___ Text excerpt

“Perhaps the world is folded in two” (1)
Thinking about the action of unfolding takes us simultaneously to the present and the past. Something had to happen to be unveiled or in vain rewound. In photography, folding implies an irremediable aggression or rupture against the materiality of the medium, which generally appears as a smooth, continuous and two-dimensional surface. However, photography appears and is, due to the transition between its opposites —negative and positive, visible and invisible, absence and presence, real and fiction, digital and analog, liquid and solid, fixity and movement, etc—, a paradox that is not unrelated to the practice of Menchelli, which focuses on expanding the language and the various conceptions of the medium by means of abstraction and the revision of its own apparatus. In this series, the artist disrupts the photographic object materially and discursively, creating hybrids that respond to an interaction between photography and other cultural practices.
There is a conscious distance from the massive and immediate use of photography and the image in Menchelli’s practice. Most of her works come from analogous methodologies used mainly during the invention of the medium, which entail a prolonged time and an almost artisanal approach, intertwined with scientific knowledge. The pieces in the series I carry all the names I’m given (1), alludes to the basis of photography: the recording of light on a sensitive material. Here, the artist folds and unfolds the color photosensitive paper in the darkroom and exposes it to different temporalities of light, which on its way to its final destination passes through a color filter. It is worth mentioning that the color we see in the final image is not that of the filter, it is its opposite. Therefore, it is the same photographic paper that provides the abstract forms that we see registered in the piece. The sheet works as a support and tool for creating its own image. As in origami, the artist assembles and disassembles the paper, generating the various figures and nuances that we see. Each fold and visible line demarcates an exposure of light and a different color filter. The work is made up of fragments, unique and autonomous frames. Multiple exposures in a single image. Material and visual interruptions. Unlike conventional photography, this form of production does not allow a delicate and exact handling of the creation processes. In the darkroom, Menchelli sees the image she is creating only at the moment of development and fixation, not before. Photography is created blindly, from an almost elusive interaction between memory and the sense of touch. Depending on the scale of the paper, the task of bringing the work into the world becomes an exercise that involves the whole body, a complicated and exhaustive exchange between the artist and the photograph.

______
___ Provided information

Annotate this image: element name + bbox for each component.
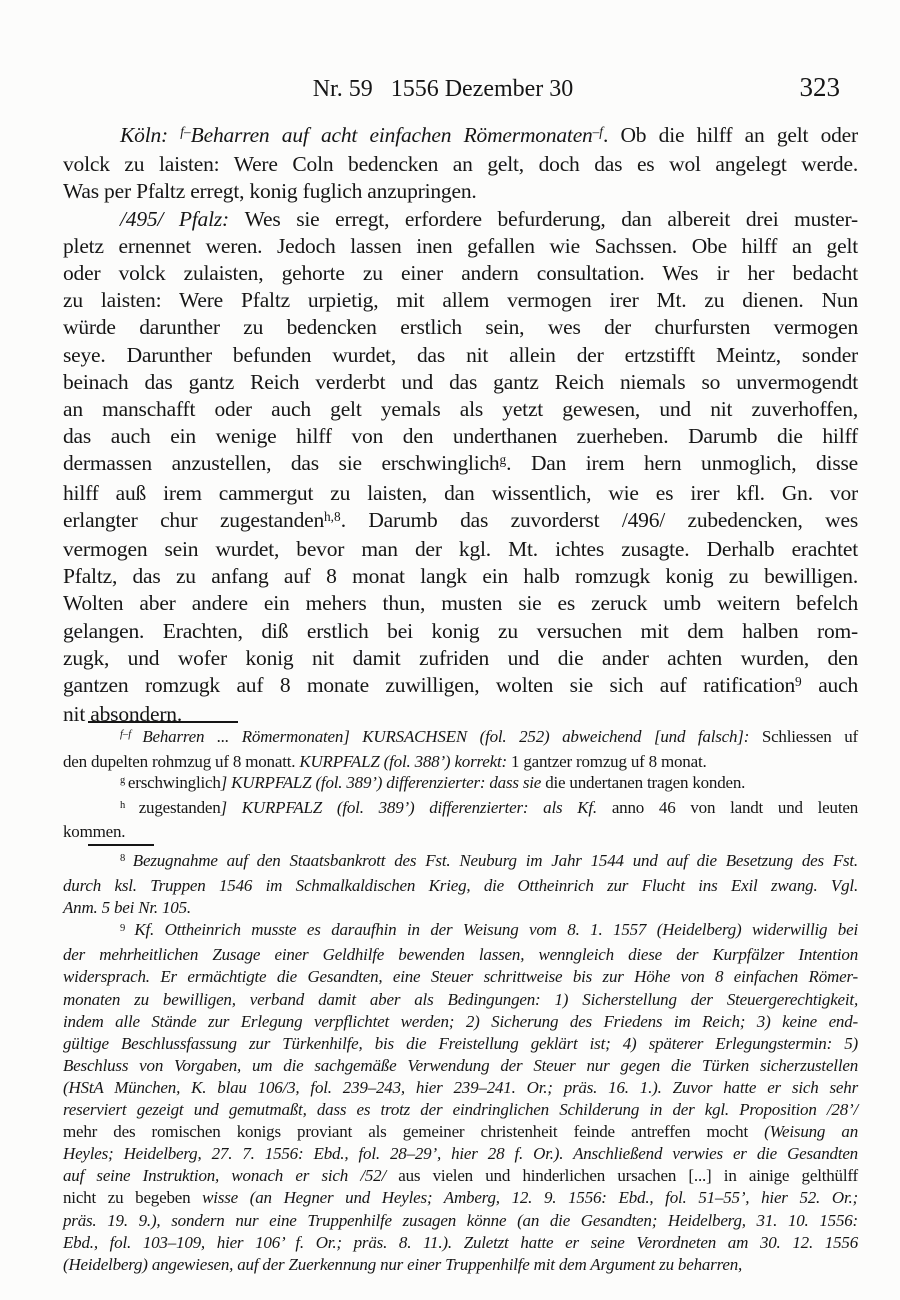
footnote-line: Beschluss von Vorgaben, um die sachgemäß… <box>63 1055 858 1077</box>
main-text-line: hilff auß irem cammergut zu laisten, dan… <box>63 480 858 507</box>
main-text-line: zu laisten: Were Pfaltz urpietig, mit al… <box>63 287 858 314</box>
footnote-line: 8 Bezugnahme auf den Staatsbankrott des … <box>63 850 858 875</box>
main-text-line: an manschafft oder auch gelt yemals als … <box>63 396 858 423</box>
main-text-line: Wolten aber andere ein mehers thun, must… <box>63 590 858 617</box>
footnote-line: nicht zu begeben wisse (an Hegner und He… <box>63 1187 858 1209</box>
main-text-line: das auch ein wenige hilff von den undert… <box>63 423 858 450</box>
footnotes: 8 Bezugnahme auf den Staatsbankrott des … <box>63 850 858 1276</box>
footnote-line: (HStA München, K. blau 106/3, fol. 239–2… <box>63 1077 858 1099</box>
apparatus-line: h zugestanden] KURPFALZ (fol. 389’) diff… <box>63 797 858 822</box>
main-text-line: pletz ernennet weren. Jedoch lassen inen… <box>63 233 858 260</box>
footnote-separator-rule <box>88 844 154 846</box>
main-text-line: gelangen. Erachten, diß erstlich bei kon… <box>63 618 858 645</box>
footnote-line: durch ksl. Truppen 1546 im Schmalkaldisc… <box>63 875 858 897</box>
main-text-line: beinach das gantz Reich verderbt und das… <box>63 369 858 396</box>
footnote-line: widersprach. Er ermächtigte die Gesandte… <box>63 966 858 988</box>
main-text-line: nit absondern. <box>63 701 858 728</box>
footnote-line: indem alle Stände zur Erlegung verpflich… <box>63 1011 858 1033</box>
main-text-line: zugk, und wofer konig nit damit zufriden… <box>63 645 858 672</box>
footnote-line: Ebd., fol. 103–109, hier 106’ f. Or.; pr… <box>63 1232 858 1254</box>
main-text-line: Köln: f–Beharren auf acht einfachen Röme… <box>63 122 858 151</box>
apparatus-line: f–f Beharren ... Römermonaten] KURSACHSE… <box>63 726 858 751</box>
footnote-line: Anm. 5 bei Nr. 105. <box>63 897 858 919</box>
book-page: Nr. 591556 Dezember 30 323 Köln: f–Behar… <box>0 0 900 1300</box>
footnote-line: (Heidelberg) angewiesen, auf der Zuerken… <box>63 1254 858 1276</box>
footnote-line: reserviert gezeigt und gemutmaßt, dass e… <box>63 1099 858 1121</box>
apparatus-line: kommen. <box>63 821 858 843</box>
main-text-line: Pfaltz, das zu anfang auf 8 monat langk … <box>63 563 858 590</box>
document-date: 1556 Dezember 30 <box>391 76 574 102</box>
main-text-line: würde darunther zu bedencken erstlich se… <box>63 314 858 341</box>
main-text-line: /495/ Pfalz: Wes sie erregt, erfordere b… <box>63 206 858 233</box>
running-header: Nr. 591556 Dezember 30 <box>63 76 823 103</box>
document-number: Nr. 59 <box>313 76 373 102</box>
main-text-line: erlangter chur zugestandenh,8. Darumb da… <box>63 507 858 536</box>
main-text: Köln: f–Beharren auf acht einfachen Röme… <box>63 122 858 728</box>
apparatus-line: g erschwinglich] KURPFALZ (fol. 389’) di… <box>63 772 858 797</box>
main-text-line: oder volck zulaisten, gehorte zu einer a… <box>63 260 858 287</box>
footnote-line: Heyles; Heidelberg, 27. 7. 1556: Ebd., f… <box>63 1143 858 1165</box>
main-text-line: Was per Pfaltz erregt, konig fuglich anz… <box>63 178 858 205</box>
apparatus-line: den dupelten rohmzug uf 8 monatt. KURPFA… <box>63 751 858 773</box>
footnote-line: der mehrheitlichen Zusage einer Geldhilf… <box>63 944 858 966</box>
footnote-line: gültige Beschlussfassung zur Türkenhilfe… <box>63 1033 858 1055</box>
main-text-line: volck zu laisten: Were Coln bedencken an… <box>63 151 858 178</box>
apparatus-separator-rule <box>88 721 238 723</box>
footnote-line: auf seine Instruktion, wonach er sich /5… <box>63 1165 858 1187</box>
main-text-line: seye. Darunther befunden wurdet, das nit… <box>63 342 858 369</box>
page-number: 323 <box>800 72 841 103</box>
footnote-line: monaten zu bewilligen, verband damit abe… <box>63 989 858 1011</box>
critical-apparatus: f–f Beharren ... Römermonaten] KURSACHSE… <box>63 726 858 843</box>
footnote-line: mehr des romischen konigs proviant als g… <box>63 1121 858 1143</box>
main-text-line: gantzen romzugk auf 8 monate zuwilligen,… <box>63 672 858 701</box>
footnote-line: präs. 19. 9.), sondern nur eine Truppenh… <box>63 1210 858 1232</box>
main-text-line: vermogen sein wurdet, bevor man der kgl.… <box>63 536 858 563</box>
main-text-line: dermassen anzustellen, das sie erschwing… <box>63 450 858 479</box>
footnote-line: 9 Kf. Ottheinrich musste es daraufhin in… <box>63 919 858 944</box>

______

What to work on =>
1 > In the essay on Menchelli's folded photographs, how does the color seen in the final image relate to the color of the filter?
2 > Carry on the essay about Menchelli's folded photographs, starting after its last sentence.

Task answers =>
1 > It is the filter's opposite color, not the filter's own color.

2 >
Fragmentation is natural to the medium of photography, it is built from the selection and omission that comes from framing. It rarely presents itself as multiple, much less as transparent, presenting the traces and marks of its own production. Generating these creases and breaks forces it to lose its two-dimensional state, rectangular boundary, and pristine character. Instead, the photograph becomes a haptic object, full of gestures, details and errors. It goes against its reproducible nature, and it becomes unique. That error makes it human, or rather, that error is the visible record of the human trace. Photography in its most material but elusive character, concrete but indefinable, rigorous but imperfect, favors the deconstruction of its own system and expected functionality. At the same time, it alludes to one of the fundamental roles of photography: to be another form of visual perception beyond the possibilities of the human eye. Margaret Iversen citing Rosalind Krauss explains the relationship between photography and the fragment in the surrealist movement as a hybrid model, taking montage as writing: “The spacing makes it clear that we are not looking at reality, but at the world infested with interpretations of meanings” (2). Photography as writing through montage enables the multiple. The editorial and photographic media are linked by memory. The evolution of humanity is tied to remembering, to having a faithful vestige of the past. When we went from orality to the invention of writing, the latter allowed for the first time “[…] to lengthen the life of memory by fixing words” (3) and therefore ideas. Photography does not freeze time, it records a time, and in its most basic version it allows another type of data, apparently more faithful and objective than words. We seek at all costs to prolong life in general, even more, “historically the materials and substances of art have been chosen for their longevity rather than for their meaning” (4).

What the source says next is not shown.